Stored entries:

■ ■ ■ ■

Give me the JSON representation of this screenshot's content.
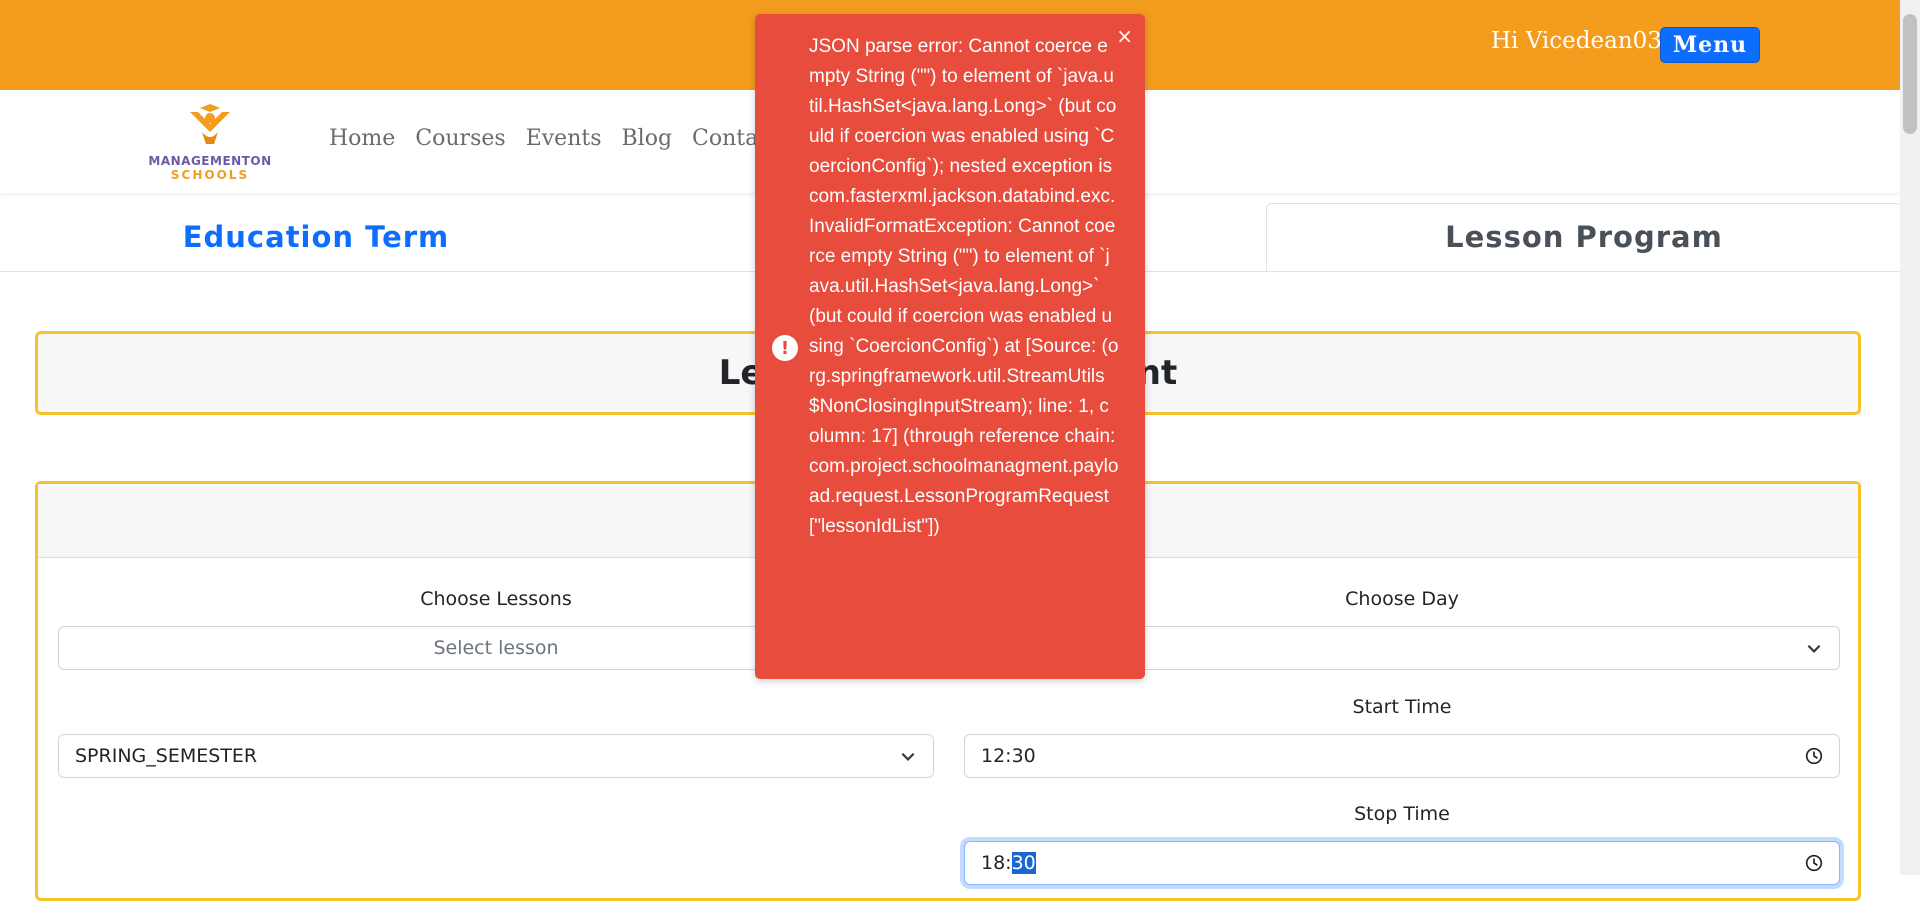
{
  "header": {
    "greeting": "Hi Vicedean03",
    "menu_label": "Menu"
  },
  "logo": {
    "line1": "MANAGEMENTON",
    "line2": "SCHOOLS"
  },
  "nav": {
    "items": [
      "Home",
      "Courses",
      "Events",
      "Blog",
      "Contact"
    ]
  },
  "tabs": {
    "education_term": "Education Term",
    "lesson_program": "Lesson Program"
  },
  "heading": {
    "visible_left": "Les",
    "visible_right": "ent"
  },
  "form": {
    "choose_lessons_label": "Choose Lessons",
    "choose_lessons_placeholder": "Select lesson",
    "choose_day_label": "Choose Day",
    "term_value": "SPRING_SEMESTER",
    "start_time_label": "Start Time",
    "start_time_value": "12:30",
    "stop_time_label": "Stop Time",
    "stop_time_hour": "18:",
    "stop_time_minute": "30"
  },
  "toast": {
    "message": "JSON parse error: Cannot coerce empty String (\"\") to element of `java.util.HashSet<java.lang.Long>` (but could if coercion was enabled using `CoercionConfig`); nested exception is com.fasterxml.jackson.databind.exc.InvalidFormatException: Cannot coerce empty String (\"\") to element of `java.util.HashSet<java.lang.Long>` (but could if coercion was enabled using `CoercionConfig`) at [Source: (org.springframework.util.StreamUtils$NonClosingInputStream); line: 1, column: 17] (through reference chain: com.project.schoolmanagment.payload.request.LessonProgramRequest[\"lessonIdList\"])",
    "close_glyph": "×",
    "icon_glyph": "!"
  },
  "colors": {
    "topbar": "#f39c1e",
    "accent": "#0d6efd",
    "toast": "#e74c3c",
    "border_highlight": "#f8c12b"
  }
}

■ ■ ■ ■

- EXERCISE DIRECTIONS:
Quote the records above exactly, leaving out any pictures.

- ANSWER FOR THIS EXERCISE:
Give me the JSON representation of this screenshot's content.
{
  "header": {
    "greeting": "Hi Vicedean03",
    "menu_label": "Menu"
  },
  "logo": {
    "line1": "MANAGEMENTON",
    "line2": "SCHOOLS"
  },
  "nav": {
    "items": [
      "Home",
      "Courses",
      "Events",
      "Blog",
      "Contact"
    ]
  },
  "tabs": {
    "education_term": "Education Term",
    "lesson_program": "Lesson Program"
  },
  "heading": {
    "visible_left": "Les",
    "visible_right": "ent"
  },
  "form": {
    "choose_lessons_label": "Choose Lessons",
    "choose_lessons_placeholder": "Select lesson",
    "choose_day_label": "Choose Day",
    "term_value": "SPRING_SEMESTER",
    "start_time_label": "Start Time",
    "start_time_value": "12:30",
    "stop_time_label": "Stop Time",
    "stop_time_hour": "18:",
    "stop_time_minute": "30"
  },
  "toast": {
    "message": "JSON parse error: Cannot coerce empty String (\"\") to element of `java.util.HashSet<java.lang.Long>` (but could if coercion was enabled using `CoercionConfig`); nested exception is com.fasterxml.jackson.databind.exc.InvalidFormatException: Cannot coerce empty String (\"\") to element of `java.util.HashSet<java.lang.Long>` (but could if coercion was enabled using `CoercionConfig`) at [Source: (org.springframework.util.StreamUtils$NonClosingInputStream); line: 1, column: 17] (through reference chain: com.project.schoolmanagment.payload.request.LessonProgramRequest[\"lessonIdList\"])",
    "close_glyph": "×",
    "icon_glyph": "!"
  },
  "colors": {
    "topbar": "#f39c1e",
    "accent": "#0d6efd",
    "toast": "#e74c3c",
    "border_highlight": "#f8c12b"
  }
}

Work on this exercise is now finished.